## [SHORT PROBLEM]
Of the lines in these entries, how many contain the string "红色沉淀"? Give the number and nothing else.
___
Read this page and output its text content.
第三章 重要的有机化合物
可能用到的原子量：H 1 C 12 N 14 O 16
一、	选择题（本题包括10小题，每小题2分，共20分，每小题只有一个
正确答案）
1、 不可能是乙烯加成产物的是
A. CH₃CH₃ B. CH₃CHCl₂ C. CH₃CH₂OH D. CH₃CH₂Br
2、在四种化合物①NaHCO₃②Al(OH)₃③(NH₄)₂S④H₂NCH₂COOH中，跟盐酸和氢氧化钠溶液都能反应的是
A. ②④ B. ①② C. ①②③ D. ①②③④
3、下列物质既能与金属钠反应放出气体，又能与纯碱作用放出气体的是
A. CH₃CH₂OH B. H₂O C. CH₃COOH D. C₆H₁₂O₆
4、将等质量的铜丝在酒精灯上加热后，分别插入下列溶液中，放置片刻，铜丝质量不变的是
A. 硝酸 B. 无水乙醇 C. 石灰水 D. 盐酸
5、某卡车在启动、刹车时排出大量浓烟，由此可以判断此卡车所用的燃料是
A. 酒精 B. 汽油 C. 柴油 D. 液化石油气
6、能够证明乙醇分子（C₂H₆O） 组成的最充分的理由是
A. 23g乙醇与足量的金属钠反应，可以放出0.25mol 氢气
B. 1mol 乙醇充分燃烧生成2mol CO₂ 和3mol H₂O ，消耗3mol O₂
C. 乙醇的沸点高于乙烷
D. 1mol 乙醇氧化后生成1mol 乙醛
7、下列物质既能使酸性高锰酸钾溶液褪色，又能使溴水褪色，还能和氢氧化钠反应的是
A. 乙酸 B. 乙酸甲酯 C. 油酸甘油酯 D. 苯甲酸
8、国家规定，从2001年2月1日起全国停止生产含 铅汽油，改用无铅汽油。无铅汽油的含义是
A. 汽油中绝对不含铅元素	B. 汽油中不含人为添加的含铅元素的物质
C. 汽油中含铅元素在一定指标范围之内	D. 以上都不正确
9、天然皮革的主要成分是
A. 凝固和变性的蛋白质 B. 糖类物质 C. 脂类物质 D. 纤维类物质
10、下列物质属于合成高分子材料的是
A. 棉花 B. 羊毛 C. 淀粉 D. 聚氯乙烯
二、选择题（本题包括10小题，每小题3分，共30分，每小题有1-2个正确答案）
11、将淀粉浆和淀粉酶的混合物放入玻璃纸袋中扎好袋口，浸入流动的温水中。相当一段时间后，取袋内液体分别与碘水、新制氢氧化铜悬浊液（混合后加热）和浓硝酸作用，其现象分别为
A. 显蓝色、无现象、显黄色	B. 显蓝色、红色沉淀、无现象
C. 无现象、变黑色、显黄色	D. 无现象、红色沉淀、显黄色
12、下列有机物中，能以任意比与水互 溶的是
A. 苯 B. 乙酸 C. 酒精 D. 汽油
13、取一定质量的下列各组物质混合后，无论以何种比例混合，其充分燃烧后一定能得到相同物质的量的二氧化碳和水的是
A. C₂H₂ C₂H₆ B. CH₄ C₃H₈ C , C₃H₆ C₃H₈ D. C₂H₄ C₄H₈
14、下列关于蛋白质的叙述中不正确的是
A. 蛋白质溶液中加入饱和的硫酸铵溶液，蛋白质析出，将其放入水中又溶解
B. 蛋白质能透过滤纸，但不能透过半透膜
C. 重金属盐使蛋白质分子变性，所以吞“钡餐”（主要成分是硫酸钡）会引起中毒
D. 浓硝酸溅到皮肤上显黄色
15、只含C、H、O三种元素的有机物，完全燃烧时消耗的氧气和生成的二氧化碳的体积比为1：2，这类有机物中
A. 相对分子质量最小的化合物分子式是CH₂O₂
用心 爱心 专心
___
## [THE RESULT]
2